Requirements:
Treat the line containing "Output the text content of this document." as the first line and the final line of the material below as the last; reproduce that range exactly.

Dataset excerpts:
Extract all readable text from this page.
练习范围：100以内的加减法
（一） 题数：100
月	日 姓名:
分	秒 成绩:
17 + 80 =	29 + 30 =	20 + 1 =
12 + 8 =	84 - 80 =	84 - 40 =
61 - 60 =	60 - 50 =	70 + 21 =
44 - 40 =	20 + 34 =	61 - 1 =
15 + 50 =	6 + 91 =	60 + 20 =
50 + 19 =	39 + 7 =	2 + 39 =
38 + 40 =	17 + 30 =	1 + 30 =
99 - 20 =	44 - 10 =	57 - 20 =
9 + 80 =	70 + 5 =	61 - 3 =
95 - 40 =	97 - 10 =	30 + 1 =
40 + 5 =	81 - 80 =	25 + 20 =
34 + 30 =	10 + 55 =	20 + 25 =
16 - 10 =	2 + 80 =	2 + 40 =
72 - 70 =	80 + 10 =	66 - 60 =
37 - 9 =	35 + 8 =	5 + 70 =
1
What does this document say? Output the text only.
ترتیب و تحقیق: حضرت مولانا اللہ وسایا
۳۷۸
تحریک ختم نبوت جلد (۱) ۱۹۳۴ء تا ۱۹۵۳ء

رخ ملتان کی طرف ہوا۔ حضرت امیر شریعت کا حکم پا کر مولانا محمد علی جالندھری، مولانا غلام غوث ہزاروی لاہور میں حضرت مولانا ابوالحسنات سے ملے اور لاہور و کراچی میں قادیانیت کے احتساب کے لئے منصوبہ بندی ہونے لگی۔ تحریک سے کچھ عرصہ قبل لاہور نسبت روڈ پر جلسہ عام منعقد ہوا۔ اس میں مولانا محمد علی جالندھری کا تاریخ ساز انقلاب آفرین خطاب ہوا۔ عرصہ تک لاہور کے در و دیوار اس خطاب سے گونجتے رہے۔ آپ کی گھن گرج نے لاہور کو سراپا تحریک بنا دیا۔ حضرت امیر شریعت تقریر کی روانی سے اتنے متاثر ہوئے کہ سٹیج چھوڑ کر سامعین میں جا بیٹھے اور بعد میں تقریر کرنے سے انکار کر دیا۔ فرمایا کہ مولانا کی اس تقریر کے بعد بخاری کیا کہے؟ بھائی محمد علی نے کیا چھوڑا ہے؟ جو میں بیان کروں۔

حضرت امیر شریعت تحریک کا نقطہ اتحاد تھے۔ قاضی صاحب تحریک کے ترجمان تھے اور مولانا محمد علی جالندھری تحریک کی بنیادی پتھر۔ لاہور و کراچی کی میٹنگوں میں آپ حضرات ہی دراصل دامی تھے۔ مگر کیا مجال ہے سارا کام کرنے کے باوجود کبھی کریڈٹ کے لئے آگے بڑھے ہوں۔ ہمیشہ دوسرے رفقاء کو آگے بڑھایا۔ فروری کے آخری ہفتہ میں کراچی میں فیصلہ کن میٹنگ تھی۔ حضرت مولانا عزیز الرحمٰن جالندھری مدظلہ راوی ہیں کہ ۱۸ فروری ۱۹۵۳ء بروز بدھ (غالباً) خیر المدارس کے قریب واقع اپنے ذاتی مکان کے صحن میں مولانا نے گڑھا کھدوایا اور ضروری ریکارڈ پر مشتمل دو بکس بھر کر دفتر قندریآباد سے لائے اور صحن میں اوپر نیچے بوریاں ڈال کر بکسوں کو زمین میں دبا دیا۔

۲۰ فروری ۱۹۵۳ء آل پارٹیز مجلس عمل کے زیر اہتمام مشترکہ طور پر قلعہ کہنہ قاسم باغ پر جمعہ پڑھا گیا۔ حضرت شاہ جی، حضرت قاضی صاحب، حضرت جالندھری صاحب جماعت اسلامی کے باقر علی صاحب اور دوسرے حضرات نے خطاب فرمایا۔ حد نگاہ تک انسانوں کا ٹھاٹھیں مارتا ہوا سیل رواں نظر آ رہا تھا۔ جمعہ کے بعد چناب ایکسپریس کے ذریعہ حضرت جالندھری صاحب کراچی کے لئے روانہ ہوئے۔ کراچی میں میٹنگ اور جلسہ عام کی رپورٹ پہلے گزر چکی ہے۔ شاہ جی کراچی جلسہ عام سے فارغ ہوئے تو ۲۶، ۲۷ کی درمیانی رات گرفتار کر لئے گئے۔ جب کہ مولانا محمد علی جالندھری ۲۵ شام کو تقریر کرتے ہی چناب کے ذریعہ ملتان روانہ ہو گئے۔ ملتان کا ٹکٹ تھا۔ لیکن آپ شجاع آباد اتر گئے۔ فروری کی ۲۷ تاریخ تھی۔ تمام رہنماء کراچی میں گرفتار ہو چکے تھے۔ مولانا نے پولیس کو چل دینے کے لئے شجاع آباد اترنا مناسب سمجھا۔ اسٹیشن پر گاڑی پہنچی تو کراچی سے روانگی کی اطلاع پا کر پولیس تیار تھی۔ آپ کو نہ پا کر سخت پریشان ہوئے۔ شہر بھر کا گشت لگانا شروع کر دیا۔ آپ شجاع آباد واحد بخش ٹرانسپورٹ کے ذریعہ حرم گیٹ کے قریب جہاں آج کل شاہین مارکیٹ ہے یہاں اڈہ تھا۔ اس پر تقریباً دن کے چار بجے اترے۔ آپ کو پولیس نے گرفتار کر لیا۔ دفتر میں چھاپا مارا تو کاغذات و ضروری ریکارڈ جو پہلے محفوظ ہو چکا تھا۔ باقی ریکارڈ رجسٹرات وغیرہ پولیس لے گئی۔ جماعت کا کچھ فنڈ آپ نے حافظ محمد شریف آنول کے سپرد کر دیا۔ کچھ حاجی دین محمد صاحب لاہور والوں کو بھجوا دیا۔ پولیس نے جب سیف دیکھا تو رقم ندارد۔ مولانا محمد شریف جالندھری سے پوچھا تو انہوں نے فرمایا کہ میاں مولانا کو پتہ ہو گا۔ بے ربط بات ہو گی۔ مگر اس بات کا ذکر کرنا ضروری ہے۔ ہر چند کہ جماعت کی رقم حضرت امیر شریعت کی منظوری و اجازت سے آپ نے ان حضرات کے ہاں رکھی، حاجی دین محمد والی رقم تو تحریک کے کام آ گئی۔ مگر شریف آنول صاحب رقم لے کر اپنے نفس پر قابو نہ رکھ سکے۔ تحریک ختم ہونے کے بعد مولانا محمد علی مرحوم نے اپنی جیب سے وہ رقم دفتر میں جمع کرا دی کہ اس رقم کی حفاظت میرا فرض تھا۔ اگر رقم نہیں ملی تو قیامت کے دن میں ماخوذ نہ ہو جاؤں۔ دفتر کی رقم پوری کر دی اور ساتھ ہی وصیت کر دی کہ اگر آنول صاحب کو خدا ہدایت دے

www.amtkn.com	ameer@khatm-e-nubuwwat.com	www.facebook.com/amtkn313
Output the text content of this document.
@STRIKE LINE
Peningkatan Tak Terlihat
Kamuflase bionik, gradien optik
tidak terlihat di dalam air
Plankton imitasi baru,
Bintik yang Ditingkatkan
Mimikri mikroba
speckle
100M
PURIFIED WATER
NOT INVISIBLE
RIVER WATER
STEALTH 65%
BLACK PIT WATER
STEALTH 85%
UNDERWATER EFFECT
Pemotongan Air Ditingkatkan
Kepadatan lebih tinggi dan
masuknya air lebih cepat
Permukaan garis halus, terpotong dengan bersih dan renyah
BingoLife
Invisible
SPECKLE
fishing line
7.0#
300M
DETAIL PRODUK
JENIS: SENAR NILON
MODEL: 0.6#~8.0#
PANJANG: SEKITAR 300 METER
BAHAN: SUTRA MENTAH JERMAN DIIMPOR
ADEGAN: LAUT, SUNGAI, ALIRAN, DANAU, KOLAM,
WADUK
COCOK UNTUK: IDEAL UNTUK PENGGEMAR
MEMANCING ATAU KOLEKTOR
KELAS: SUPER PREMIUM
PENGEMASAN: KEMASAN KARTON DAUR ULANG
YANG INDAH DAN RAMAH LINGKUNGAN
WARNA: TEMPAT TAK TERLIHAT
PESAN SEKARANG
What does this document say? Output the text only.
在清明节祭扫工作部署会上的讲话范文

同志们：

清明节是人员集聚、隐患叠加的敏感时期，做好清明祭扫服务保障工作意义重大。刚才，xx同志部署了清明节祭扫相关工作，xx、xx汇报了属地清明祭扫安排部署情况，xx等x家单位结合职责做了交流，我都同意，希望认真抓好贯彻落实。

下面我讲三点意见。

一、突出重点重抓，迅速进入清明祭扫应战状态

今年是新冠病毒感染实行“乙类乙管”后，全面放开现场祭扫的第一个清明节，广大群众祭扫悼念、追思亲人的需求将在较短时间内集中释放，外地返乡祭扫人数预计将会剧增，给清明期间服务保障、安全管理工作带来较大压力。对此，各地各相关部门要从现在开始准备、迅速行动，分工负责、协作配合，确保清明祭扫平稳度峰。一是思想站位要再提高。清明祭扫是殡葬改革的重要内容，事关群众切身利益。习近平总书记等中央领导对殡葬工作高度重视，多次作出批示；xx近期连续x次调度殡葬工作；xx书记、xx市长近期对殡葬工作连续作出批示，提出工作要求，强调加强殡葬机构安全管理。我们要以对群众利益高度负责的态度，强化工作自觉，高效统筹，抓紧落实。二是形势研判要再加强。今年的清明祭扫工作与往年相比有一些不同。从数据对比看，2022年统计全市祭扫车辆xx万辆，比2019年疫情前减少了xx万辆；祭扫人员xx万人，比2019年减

Solution to the exercise:
Output the text content of this document.
@STRIKE LINE
Peningkatan Tak Terlihat
Kamuflase bionik, gradien optik
tidak terlihat di dalam air
Plankton imitasi baru,
Bintik yang Ditingkatkan
Mimikri mikroba
speckle
100M
PURIFIED WATER
NOT INVISIBLE
RIVER WATER
STEALTH 65%
BLACK PIT WATER
STEALTH 85%
UNDERWATER EFFECT
Pemotongan Air Ditingkatkan
Kepadatan lebih tinggi dan
masuknya air lebih cepat
Permukaan garis halus, terpotong dengan bersih dan renyah
BingoLife
Invisible
SPECKLE
fishing line
7.0#
300M
DETAIL PRODUK
JENIS: SENAR NILON
MODEL: 0.6#~8.0#
PANJANG: SEKITAR 300 METER
BAHAN: SUTRA MENTAH JERMAN DIIMPOR
ADEGAN: LAUT, SUNGAI, ALIRAN, DANAU, KOLAM,
WADUK
COCOK UNTUK: IDEAL UNTUK PENGGEMAR
MEMANCING ATAU KOLEKTOR
KELAS: SUPER PREMIUM
PENGEMASAN: KEMASAN KARTON DAUR ULANG
YANG INDAH DAN RAMAH LINGKUNGAN
WARNA: TEMPAT TAK TERLIHAT
PESAN SEKARANG
What does this document say? Output the text only.
在清明节祭扫工作部署会上的讲话范文

同志们：

清明节是人员集聚、隐患叠加的敏感时期，做好清明祭扫服务保障工作意义重大。刚才，xx同志部署了清明节祭扫相关工作，xx、xx汇报了属地清明祭扫安排部署情况，xx等x家单位结合职责做了交流，我都同意，希望认真抓好贯彻落实。

下面我讲三点意见。

一、突出重点重抓，迅速进入清明祭扫应战状态

今年是新冠病毒感染实行“乙类乙管”后，全面放开现场祭扫的第一个清明节，广大群众祭扫悼念、追思亲人的需求将在较短时间内集中释放，外地返乡祭扫人数预计将会剧增，给清明期间服务保障、安全管理工作带来较大压力。对此，各地各相关部门要从现在开始准备、迅速行动，分工负责、协作配合，确保清明祭扫平稳度峰。一是思想站位要再提高。清明祭扫是殡葬改革的重要内容，事关群众切身利益。习近平总书记等中央领导对殡葬工作高度重视，多次作出批示；xx近期连续x次调度殡葬工作；xx书记、xx市长近期对殡葬工作连续作出批示，提出工作要求，强调加强殡葬机构安全管理。我们要以对群众利益高度负责的态度，强化工作自觉，高效统筹，抓紧落实。二是形势研判要再加强。今年的清明祭扫工作与往年相比有一些不同。从数据对比看，2022年统计全市祭扫车辆xx万辆，比2019年疫情前减少了xx万辆；祭扫人员xx万人，比2019年减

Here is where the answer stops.